* SHORT EXERCISE
Which lines include the word "JSON"? Copy each of them.

* EXTRACTED ENTRIES

============================================================

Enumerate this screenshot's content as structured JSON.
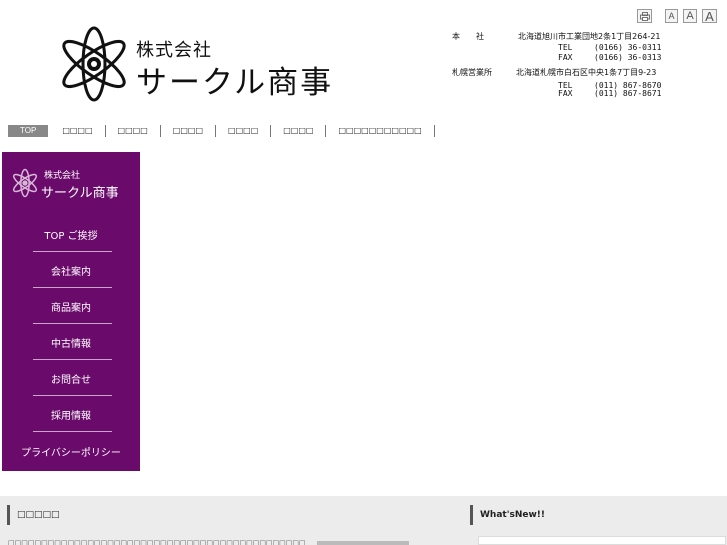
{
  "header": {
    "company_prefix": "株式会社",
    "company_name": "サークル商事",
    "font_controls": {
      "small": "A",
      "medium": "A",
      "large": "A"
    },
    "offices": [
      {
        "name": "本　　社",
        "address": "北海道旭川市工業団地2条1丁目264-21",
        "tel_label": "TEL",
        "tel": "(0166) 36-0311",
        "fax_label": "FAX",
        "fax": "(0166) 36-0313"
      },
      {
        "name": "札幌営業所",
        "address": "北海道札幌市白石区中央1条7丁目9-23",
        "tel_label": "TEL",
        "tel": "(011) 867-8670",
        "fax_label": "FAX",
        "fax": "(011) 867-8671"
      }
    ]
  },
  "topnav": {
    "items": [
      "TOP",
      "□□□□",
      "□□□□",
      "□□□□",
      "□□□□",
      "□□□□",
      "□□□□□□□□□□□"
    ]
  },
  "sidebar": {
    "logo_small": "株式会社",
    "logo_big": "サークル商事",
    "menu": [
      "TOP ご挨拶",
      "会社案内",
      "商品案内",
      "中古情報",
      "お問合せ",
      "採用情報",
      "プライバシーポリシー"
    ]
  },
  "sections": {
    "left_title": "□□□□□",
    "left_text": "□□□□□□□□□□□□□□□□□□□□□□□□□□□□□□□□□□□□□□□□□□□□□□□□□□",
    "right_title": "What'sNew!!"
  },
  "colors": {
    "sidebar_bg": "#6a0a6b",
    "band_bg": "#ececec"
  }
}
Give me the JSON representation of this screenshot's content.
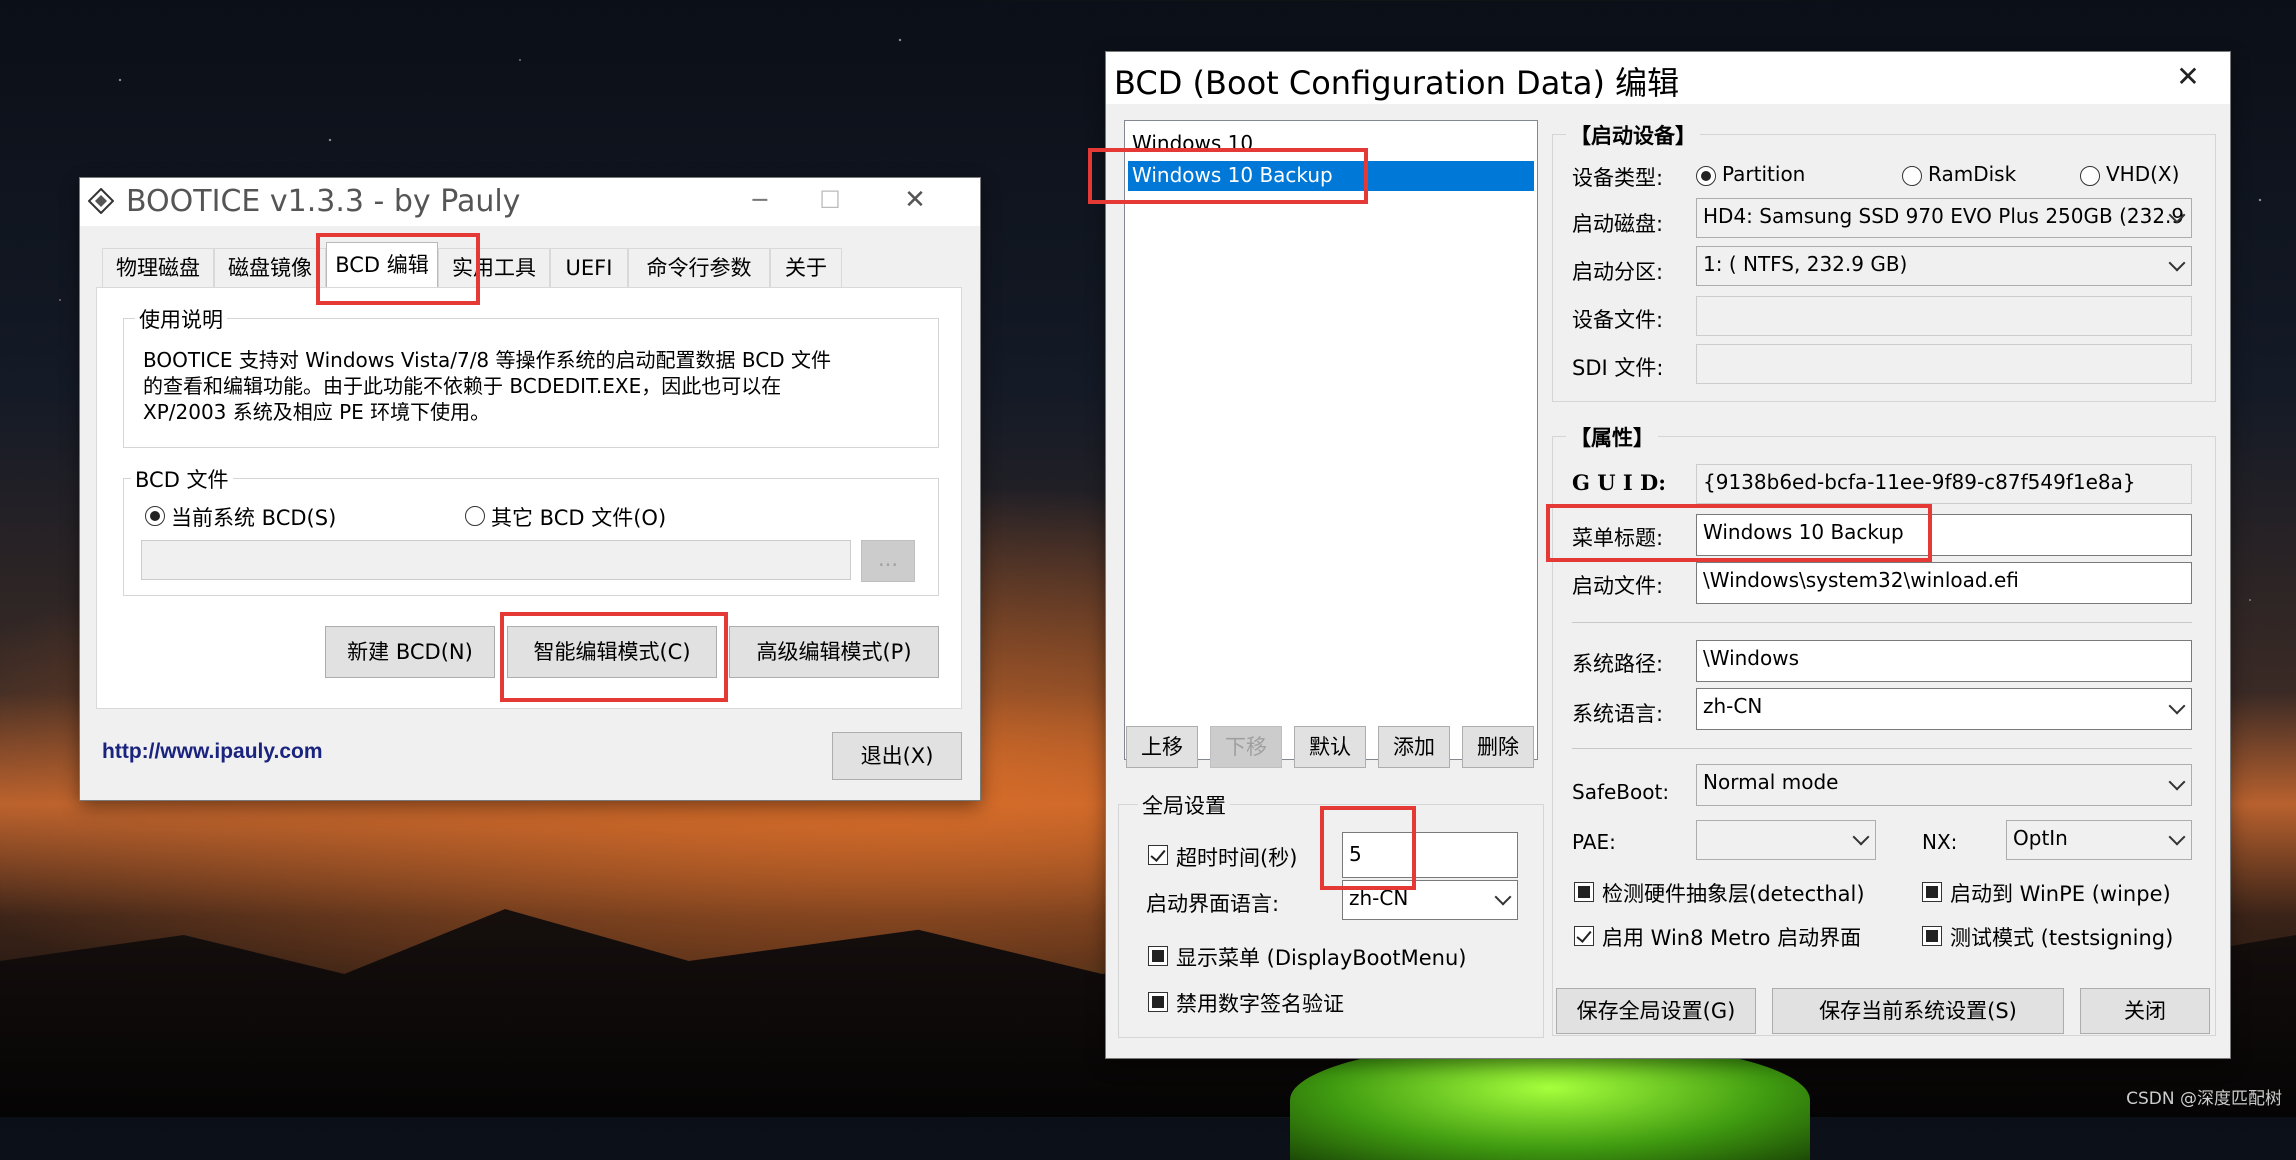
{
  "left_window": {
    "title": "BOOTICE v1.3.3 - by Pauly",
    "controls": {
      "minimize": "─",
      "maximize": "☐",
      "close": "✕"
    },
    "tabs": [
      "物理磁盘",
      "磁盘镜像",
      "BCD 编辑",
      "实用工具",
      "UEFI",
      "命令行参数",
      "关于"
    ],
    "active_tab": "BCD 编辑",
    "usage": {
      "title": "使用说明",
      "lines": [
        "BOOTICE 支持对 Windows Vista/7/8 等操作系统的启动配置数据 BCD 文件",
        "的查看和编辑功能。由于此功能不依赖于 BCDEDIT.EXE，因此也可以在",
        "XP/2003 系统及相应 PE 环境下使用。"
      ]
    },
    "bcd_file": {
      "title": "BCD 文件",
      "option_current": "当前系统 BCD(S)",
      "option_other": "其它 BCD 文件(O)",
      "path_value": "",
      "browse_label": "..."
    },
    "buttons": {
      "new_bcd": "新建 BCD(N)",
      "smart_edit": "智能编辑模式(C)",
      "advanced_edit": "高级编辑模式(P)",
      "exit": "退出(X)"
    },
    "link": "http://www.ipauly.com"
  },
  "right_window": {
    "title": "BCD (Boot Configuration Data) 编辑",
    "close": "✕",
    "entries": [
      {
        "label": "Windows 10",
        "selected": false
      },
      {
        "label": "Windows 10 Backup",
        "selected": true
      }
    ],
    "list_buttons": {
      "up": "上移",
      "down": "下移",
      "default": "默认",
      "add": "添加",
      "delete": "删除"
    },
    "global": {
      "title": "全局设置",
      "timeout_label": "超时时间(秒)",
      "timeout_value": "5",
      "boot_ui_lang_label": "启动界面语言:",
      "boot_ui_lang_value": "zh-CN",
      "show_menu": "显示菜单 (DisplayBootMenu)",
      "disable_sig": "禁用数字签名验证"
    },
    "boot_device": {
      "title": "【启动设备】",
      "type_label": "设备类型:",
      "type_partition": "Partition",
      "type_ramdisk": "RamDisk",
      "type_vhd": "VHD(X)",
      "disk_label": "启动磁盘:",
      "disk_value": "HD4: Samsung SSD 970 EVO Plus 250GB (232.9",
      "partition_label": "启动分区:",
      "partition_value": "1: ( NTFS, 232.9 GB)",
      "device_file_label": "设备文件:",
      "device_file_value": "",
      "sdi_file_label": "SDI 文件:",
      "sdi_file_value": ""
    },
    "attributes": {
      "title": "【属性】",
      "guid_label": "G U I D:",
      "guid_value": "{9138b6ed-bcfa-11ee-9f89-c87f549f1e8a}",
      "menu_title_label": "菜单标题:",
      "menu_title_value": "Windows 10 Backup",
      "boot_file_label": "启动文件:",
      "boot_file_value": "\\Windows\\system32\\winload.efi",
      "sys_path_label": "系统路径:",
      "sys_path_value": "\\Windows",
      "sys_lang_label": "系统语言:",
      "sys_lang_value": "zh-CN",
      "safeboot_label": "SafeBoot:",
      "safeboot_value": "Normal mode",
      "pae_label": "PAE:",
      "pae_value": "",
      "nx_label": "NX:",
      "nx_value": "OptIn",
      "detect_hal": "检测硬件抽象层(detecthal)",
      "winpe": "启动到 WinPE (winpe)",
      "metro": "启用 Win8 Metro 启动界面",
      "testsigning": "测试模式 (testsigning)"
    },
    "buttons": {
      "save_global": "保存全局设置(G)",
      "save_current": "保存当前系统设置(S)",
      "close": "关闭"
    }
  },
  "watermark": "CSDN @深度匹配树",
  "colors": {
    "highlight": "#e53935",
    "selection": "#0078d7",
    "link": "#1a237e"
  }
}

============================================================

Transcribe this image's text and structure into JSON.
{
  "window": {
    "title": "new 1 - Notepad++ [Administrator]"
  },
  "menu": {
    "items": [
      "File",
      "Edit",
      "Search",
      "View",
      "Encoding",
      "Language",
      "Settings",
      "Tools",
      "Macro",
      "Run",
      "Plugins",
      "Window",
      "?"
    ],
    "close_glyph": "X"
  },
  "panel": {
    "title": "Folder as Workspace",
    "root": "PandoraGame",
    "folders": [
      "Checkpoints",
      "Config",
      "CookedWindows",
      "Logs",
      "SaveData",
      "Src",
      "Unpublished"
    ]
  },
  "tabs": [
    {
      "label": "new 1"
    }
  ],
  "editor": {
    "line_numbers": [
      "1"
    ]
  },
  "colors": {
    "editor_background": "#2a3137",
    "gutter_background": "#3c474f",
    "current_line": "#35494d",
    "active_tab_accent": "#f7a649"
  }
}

============================================================

* CORRECT OUTPUT
Enumerate this screenshot's content as structured JSON.
Give me the JSON representation of this screenshot's content.
Transcribe this image's text and structure into JSON.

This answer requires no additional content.